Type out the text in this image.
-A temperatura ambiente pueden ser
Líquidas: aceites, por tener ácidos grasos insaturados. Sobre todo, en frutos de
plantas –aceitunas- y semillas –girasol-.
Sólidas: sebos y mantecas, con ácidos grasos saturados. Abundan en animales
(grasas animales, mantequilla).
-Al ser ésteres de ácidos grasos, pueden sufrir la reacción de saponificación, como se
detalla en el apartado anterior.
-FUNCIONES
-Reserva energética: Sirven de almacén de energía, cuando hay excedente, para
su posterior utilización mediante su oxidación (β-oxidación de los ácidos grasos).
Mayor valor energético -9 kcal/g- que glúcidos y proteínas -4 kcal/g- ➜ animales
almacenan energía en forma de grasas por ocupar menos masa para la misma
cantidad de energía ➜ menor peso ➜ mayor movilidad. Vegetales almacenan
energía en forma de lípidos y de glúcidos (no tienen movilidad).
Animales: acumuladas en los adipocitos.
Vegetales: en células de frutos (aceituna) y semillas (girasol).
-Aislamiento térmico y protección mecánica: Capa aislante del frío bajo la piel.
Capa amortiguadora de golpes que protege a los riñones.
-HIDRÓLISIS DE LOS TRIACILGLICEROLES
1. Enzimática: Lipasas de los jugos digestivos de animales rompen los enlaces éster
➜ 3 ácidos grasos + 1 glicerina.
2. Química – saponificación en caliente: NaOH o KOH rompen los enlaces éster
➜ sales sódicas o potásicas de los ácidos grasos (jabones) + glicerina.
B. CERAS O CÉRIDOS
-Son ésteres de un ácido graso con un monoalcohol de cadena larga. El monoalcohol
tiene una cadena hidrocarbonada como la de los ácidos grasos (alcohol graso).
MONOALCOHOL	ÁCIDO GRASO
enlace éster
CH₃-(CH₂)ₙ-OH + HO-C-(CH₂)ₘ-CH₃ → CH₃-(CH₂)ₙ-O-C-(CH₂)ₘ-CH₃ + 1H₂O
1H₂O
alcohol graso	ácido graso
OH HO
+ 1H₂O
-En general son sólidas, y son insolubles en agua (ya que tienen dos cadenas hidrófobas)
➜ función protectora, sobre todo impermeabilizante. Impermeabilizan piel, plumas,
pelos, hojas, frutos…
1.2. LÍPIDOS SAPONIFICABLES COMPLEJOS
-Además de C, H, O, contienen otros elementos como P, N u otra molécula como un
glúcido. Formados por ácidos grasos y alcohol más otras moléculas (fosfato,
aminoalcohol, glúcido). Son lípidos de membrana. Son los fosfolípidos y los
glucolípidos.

# Given exercise
Exactly as written above, please repeat the entries.

# Exercise output
Type out the text in this image.
-A temperatura ambiente pueden ser
Líquidas: aceites, por tener ácidos grasos insaturados. Sobre todo, en frutos de
plantas –aceitunas- y semillas –girasol-.
Sólidas: sebos y mantecas, con ácidos grasos saturados. Abundan en animales
(grasas animales, mantequilla).
-Al ser ésteres de ácidos grasos, pueden sufrir la reacción de saponificación, como se
detalla en el apartado anterior.
-FUNCIONES
-Reserva energética: Sirven de almacén de energía, cuando hay excedente, para
su posterior utilización mediante su oxidación (β-oxidación de los ácidos grasos).
Mayor valor energético -9 kcal/g- que glúcidos y proteínas -4 kcal/g- ➜ animales
almacenan energía en forma de grasas por ocupar menos masa para la misma
cantidad de energía ➜ menor peso ➜ mayor movilidad. Vegetales almacenan
energía en forma de lípidos y de glúcidos (no tienen movilidad).
Animales: acumuladas en los adipocitos.
Vegetales: en células de frutos (aceituna) y semillas (girasol).
-Aislamiento térmico y protección mecánica: Capa aislante del frío bajo la piel.
Capa amortiguadora de golpes que protege a los riñones.
-HIDRÓLISIS DE LOS TRIACILGLICEROLES
1. Enzimática: Lipasas de los jugos digestivos de animales rompen los enlaces éster
➜ 3 ácidos grasos + 1 glicerina.
2. Química – saponificación en caliente: NaOH o KOH rompen los enlaces éster
➜ sales sódicas o potásicas de los ácidos grasos (jabones) + glicerina.
B. CERAS O CÉRIDOS
-Son ésteres de un ácido graso con un monoalcohol de cadena larga. El monoalcohol
tiene una cadena hidrocarbonada como la de los ácidos grasos (alcohol graso).
MONOALCOHOL	ÁCIDO GRASO
enlace éster
CH₃-(CH₂)ₙ-OH + HO-C-(CH₂)ₘ-CH₃ → CH₃-(CH₂)ₙ-O-C-(CH₂)ₘ-CH₃ + 1H₂O
1H₂O
alcohol graso	ácido graso
OH HO
+ 1H₂O
-En general son sólidas, y son insolubles en agua (ya que tienen dos cadenas hidrófobas)
➜ función protectora, sobre todo impermeabilizante. Impermeabilizan piel, plumas,
pelos, hojas, frutos…
1.2. LÍPIDOS SAPONIFICABLES COMPLEJOS
-Además de C, H, O, contienen otros elementos como P, N u otra molécula como un
glúcido. Formados por ácidos grasos y alcohol más otras moléculas (fosfato,
aminoalcohol, glúcido). Son lípidos de membrana. Son los fosfolípidos y los
glucolípidos.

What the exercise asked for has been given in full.